**** Stored rows

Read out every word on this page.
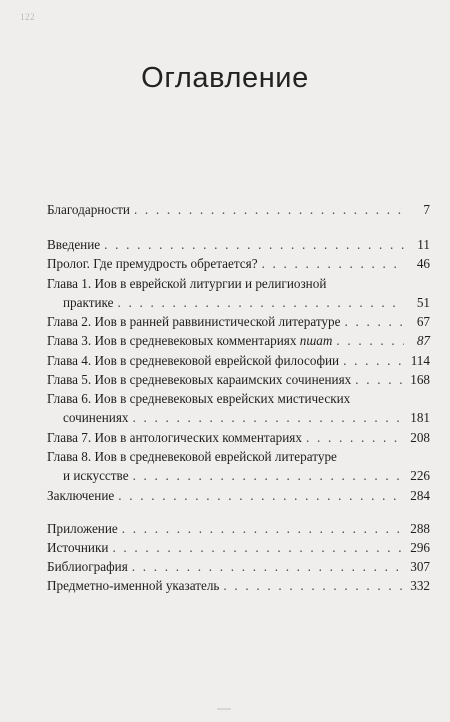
122
Оглавление
Благодарности . . .	7
Введение . . .	11
Пролог. Где премудрость обретается? . . .	46
Глава 1. Иов в еврейской литургии и религиозной
практике . . .	51
Глава 2. Иов в ранней раввинистической литературе . . .	67
Глава 3. Иов в средневековых комментариях пшат . . .	87
Глава 4. Иов в средневековой еврейской философии . . .	114
Глава 5. Иов в средневековых караимских сочинениях . . .	168
Глава 6. Иов в средневековых еврейских мистических
сочинениях . . .	181
Глава 7. Иов в антологических комментариях . . .	208
Глава 8. Иов в средневековой еврейской литературе
и искусстве . . .	226
Заключение . . .	284
Приложение . . .	288
Источники . . .	296
Библиография . . .	307
Предметно-именной указатель . . .	332
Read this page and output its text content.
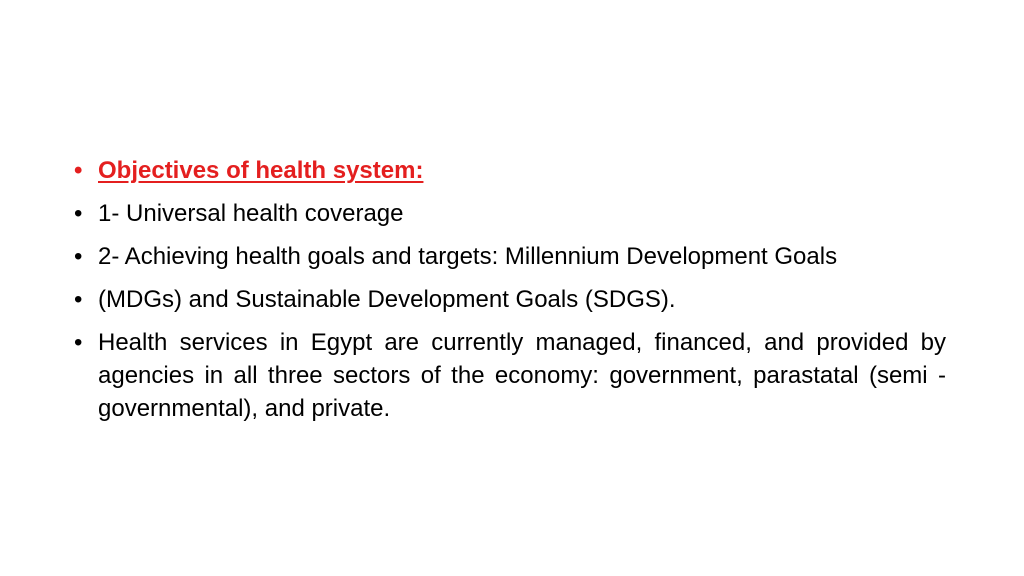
• Objectives of health system:
• 1- Universal health coverage
• 2- Achieving health goals and targets: Millennium Development Goals
• (MDGs) and Sustainable Development Goals (SDGS).
• Health services in Egypt are currently managed, financed, and provided by agencies in all three sectors of the economy: government, parastatal (semi -governmental), and private.
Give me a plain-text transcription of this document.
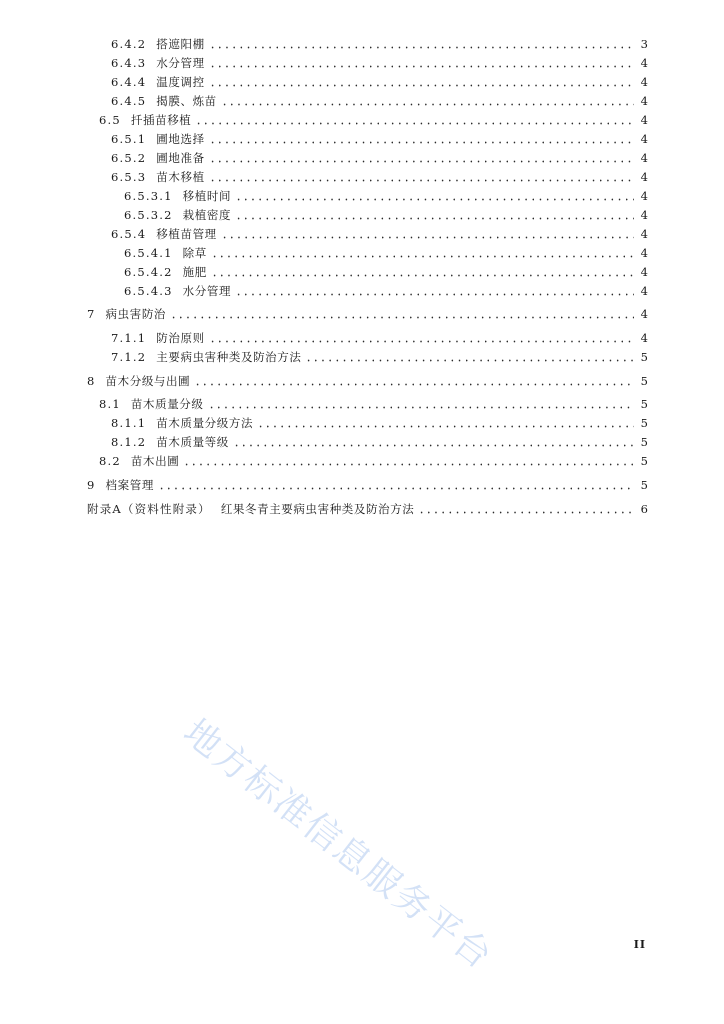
6.4.2 搭遮阳棚	3
6.4.3 水分管理	4
6.4.4 温度调控	4
6.4.5 揭膜、炼苗	4
6.5 扦插苗移植	4
6.5.1 圃地选择	4
6.5.2 圃地准备	4
6.5.3 苗木移植	4
6.5.3.1 移植时间	4
6.5.3.2 栽植密度	4
6.5.4 移植苗管理	4
6.5.4.1 除草	4
6.5.4.2 施肥	4
6.5.4.3 水分管理	4
7 病虫害防治	4
7.1.1 防治原则	4
7.1.2 主要病虫害种类及防治方法	5
8 苗木分级与出圃	5
8.1 苗木质量分级	5
8.1.1 苗木质量分级方法	5
8.1.2 苗木质量等级	5
8.2 苗木出圃	5
9 档案管理	5
附录A（资料性附录） 红果冬青主要病虫害种类及防治方法	6
地方标准信息服务平台	II
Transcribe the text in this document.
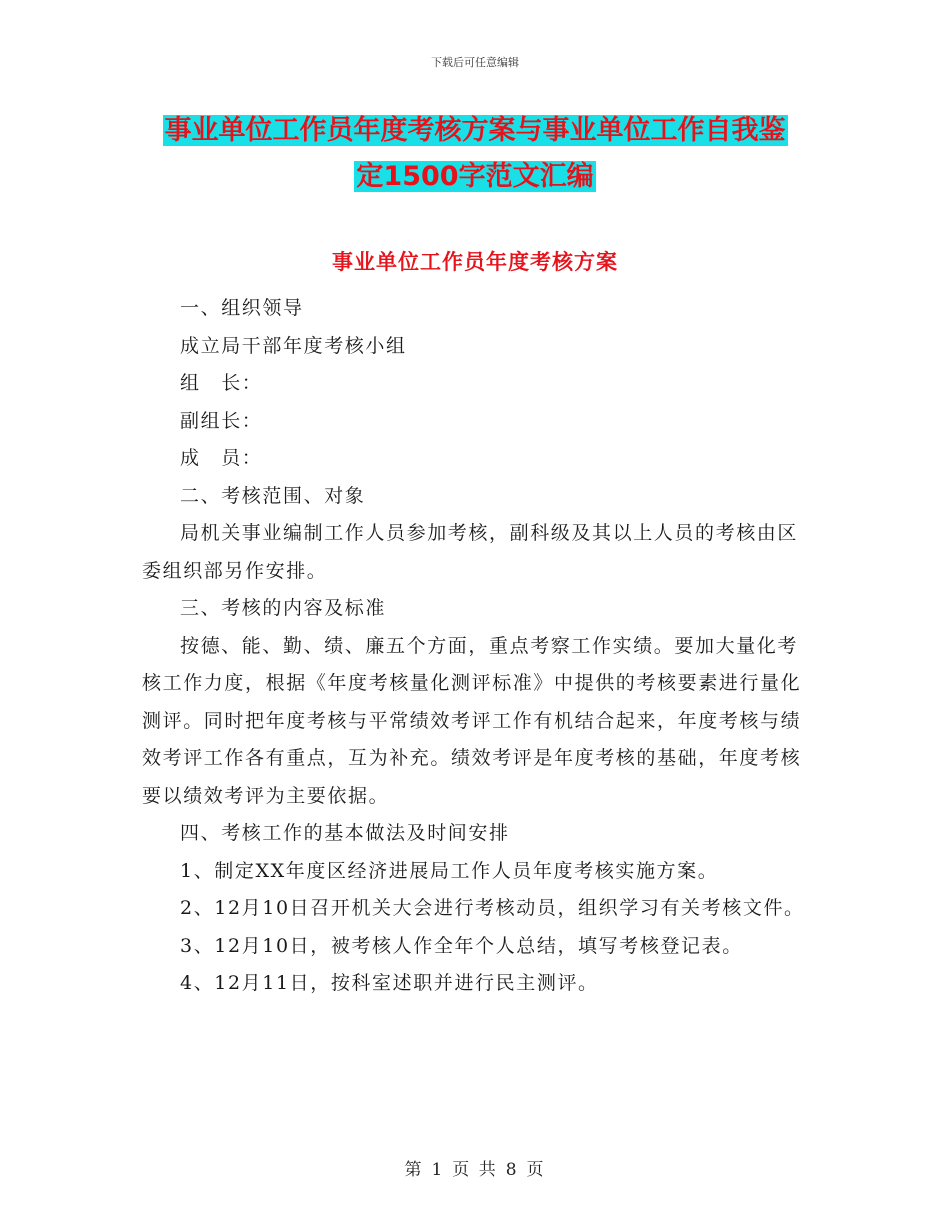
下载后可任意编辑
事业单位工作员年度考核方案与事业单位工作自我鉴
定1500字范文汇编
事业单位工作员年度考核方案

一、组织领导

成立局干部年度考核小组

组　长：

副组长：

成　员：

二、考核范围、对象

局机关事业编制工作人员参加考核，副科级及其以上人员的考核由区委组织部另作安排。

三、考核的内容及标准

按德、能、勤、绩、廉五个方面，重点考察工作实绩。要加大量化考核工作力度，根据《年度考核量化测评标准》中提供的考核要素进行量化测评。同时把年度考核与平常绩效考评工作有机结合起来，年度考核与绩效考评工作各有重点，互为补充。绩效考评是年度考核的基础，年度考核要以绩效考评为主要依据。

四、考核工作的基本做法及时间安排

1、制定XX年度区经济进展局工作人员年度考核实施方案。

2、12月10日召开机关大会进行考核动员，组织学习有关考核文件。

3、12月10日，被考核人作全年个人总结，填写考核登记表。

4、12月11日，按科室述职并进行民主测评。

第 1 页 共 8 页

********

## [Exercise objective]
Will you restate every entry word for word and omit the images?

## [Response to this task]
Read out every word on this page.
122
Оглавление
Благодарности . . .	7
Введение . . .	11
Пролог. Где премудрость обретается? . . .	46
Глава 1. Иов в еврейской литургии и религиозной
практике . . .	51
Глава 2. Иов в ранней раввинистической литературе . . .	67
Глава 3. Иов в средневековых комментариях пшат . . .	87
Глава 4. Иов в средневековой еврейской философии . . .	114
Глава 5. Иов в средневековых караимских сочинениях . . .	168
Глава 6. Иов в средневековых еврейских мистических
сочинениях . . .	181
Глава 7. Иов в антологических комментариях . . .	208
Глава 8. Иов в средневековой еврейской литературе
и искусстве . . .	226
Заключение . . .	284
Приложение . . .	288
Источники . . .	296
Библиография . . .	307
Предметно-именной указатель . . .	332
Read this page and output its text content.
• Objectives of health system:
• 1- Universal health coverage
• 2- Achieving health goals and targets: Millennium Development Goals
• (MDGs) and Sustainable Development Goals (SDGS).
• Health services in Egypt are currently managed, financed, and provided by agencies in all three sectors of the economy: government, parastatal (semi -governmental), and private.
Give me a plain-text transcription of this document.
6.4.2 搭遮阳棚	3
6.4.3 水分管理	4
6.4.4 温度调控	4
6.4.5 揭膜、炼苗	4
6.5 扦插苗移植	4
6.5.1 圃地选择	4
6.5.2 圃地准备	4
6.5.3 苗木移植	4
6.5.3.1 移植时间	4
6.5.3.2 栽植密度	4
6.5.4 移植苗管理	4
6.5.4.1 除草	4
6.5.4.2 施肥	4
6.5.4.3 水分管理	4
7 病虫害防治	4
7.1.1 防治原则	4
7.1.2 主要病虫害种类及防治方法	5
8 苗木分级与出圃	5
8.1 苗木质量分级	5
8.1.1 苗木质量分级方法	5
8.1.2 苗木质量等级	5
8.2 苗木出圃	5
9 档案管理	5
附录A（资料性附录） 红果冬青主要病虫害种类及防治方法	6
地方标准信息服务平台	II
Transcribe the text in this document.
下载后可任意编辑
事业单位工作员年度考核方案与事业单位工作自我鉴
定1500字范文汇编
事业单位工作员年度考核方案

一、组织领导

成立局干部年度考核小组

组　长：

副组长：

成　员：

二、考核范围、对象

局机关事业编制工作人员参加考核，副科级及其以上人员的考核由区委组织部另作安排。

三、考核的内容及标准

按德、能、勤、绩、廉五个方面，重点考察工作实绩。要加大量化考核工作力度，根据《年度考核量化测评标准》中提供的考核要素进行量化测评。同时把年度考核与平常绩效考评工作有机结合起来，年度考核与绩效考评工作各有重点，互为补充。绩效考评是年度考核的基础，年度考核要以绩效考评为主要依据。

四、考核工作的基本做法及时间安排

1、制定XX年度区经济进展局工作人员年度考核实施方案。

2、12月10日召开机关大会进行考核动员，组织学习有关考核文件。

3、12月10日，被考核人作全年个人总结，填写考核登记表。

4、12月11日，按科室述职并进行民主测评。

第 1 页 共 8 页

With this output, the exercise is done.